YOUR INSTRUCTIONS -> Take every line from the listing below that includes "George" and copy it.

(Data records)
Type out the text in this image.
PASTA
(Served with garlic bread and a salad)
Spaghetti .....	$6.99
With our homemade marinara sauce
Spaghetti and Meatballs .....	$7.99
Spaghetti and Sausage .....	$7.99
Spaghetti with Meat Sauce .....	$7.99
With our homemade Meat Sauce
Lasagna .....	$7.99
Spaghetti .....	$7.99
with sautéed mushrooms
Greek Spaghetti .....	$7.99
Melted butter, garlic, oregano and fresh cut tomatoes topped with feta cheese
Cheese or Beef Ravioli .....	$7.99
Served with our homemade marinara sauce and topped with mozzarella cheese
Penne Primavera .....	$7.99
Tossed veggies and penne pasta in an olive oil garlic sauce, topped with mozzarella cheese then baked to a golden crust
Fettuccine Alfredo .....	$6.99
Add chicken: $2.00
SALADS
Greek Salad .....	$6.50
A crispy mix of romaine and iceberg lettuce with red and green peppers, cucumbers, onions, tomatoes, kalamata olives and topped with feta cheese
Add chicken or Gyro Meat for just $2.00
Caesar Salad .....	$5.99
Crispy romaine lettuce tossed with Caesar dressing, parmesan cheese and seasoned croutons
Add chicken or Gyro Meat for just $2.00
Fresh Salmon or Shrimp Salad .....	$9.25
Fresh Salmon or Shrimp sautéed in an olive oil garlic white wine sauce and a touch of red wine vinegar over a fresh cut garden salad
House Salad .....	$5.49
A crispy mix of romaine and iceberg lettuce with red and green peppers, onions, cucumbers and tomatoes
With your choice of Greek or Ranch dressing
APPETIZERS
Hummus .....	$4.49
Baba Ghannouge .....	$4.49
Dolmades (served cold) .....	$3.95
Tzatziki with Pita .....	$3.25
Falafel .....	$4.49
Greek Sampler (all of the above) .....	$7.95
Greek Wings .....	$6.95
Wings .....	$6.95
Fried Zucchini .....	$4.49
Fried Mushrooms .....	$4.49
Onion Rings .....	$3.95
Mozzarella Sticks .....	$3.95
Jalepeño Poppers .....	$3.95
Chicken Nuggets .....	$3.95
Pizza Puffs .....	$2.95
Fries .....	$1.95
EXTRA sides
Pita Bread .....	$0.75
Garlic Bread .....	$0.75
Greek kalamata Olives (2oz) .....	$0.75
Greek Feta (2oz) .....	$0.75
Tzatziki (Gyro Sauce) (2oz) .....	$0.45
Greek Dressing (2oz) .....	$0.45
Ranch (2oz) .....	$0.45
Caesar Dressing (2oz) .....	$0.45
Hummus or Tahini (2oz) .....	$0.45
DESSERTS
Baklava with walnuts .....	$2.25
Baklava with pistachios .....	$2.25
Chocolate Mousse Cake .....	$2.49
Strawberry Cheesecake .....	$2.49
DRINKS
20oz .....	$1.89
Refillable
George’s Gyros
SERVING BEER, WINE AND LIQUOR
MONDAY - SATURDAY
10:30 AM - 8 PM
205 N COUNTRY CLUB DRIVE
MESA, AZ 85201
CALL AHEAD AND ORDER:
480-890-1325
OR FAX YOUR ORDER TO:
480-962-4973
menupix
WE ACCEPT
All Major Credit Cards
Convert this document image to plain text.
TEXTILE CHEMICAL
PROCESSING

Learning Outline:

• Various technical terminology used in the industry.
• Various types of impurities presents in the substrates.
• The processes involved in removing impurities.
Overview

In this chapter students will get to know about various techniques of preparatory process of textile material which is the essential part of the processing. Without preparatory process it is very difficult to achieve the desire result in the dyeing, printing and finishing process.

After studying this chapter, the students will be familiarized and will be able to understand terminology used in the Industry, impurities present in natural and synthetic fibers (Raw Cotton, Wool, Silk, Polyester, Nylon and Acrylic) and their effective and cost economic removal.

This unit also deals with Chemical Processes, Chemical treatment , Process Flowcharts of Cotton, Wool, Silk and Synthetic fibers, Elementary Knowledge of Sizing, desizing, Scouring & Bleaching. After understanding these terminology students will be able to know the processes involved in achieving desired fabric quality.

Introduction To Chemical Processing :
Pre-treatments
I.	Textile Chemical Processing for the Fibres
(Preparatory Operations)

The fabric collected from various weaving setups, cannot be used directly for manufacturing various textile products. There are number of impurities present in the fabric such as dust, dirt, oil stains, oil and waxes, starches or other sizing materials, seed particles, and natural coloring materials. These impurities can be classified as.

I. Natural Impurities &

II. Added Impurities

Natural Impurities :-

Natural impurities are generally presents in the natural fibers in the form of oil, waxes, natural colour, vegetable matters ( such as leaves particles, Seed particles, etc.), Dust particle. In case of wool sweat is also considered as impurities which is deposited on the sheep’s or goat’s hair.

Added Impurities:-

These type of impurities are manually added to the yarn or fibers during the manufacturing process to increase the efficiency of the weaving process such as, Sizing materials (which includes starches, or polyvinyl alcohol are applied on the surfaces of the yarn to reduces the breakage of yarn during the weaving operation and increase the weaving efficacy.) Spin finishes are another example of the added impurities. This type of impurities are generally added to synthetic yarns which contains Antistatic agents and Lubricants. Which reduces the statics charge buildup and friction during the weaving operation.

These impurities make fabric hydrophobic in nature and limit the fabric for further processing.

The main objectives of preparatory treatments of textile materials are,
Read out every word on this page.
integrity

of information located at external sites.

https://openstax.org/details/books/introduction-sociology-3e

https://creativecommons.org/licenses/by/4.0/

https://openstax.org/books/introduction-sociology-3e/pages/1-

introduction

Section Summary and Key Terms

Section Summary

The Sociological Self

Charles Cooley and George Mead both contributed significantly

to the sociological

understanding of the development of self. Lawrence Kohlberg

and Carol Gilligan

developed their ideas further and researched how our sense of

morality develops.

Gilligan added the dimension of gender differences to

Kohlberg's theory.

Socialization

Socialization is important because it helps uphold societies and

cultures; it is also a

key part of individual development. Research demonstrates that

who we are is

FINISHED TASK ->
George’s Gyros
Charles Cooley and George Mead both contributed significantly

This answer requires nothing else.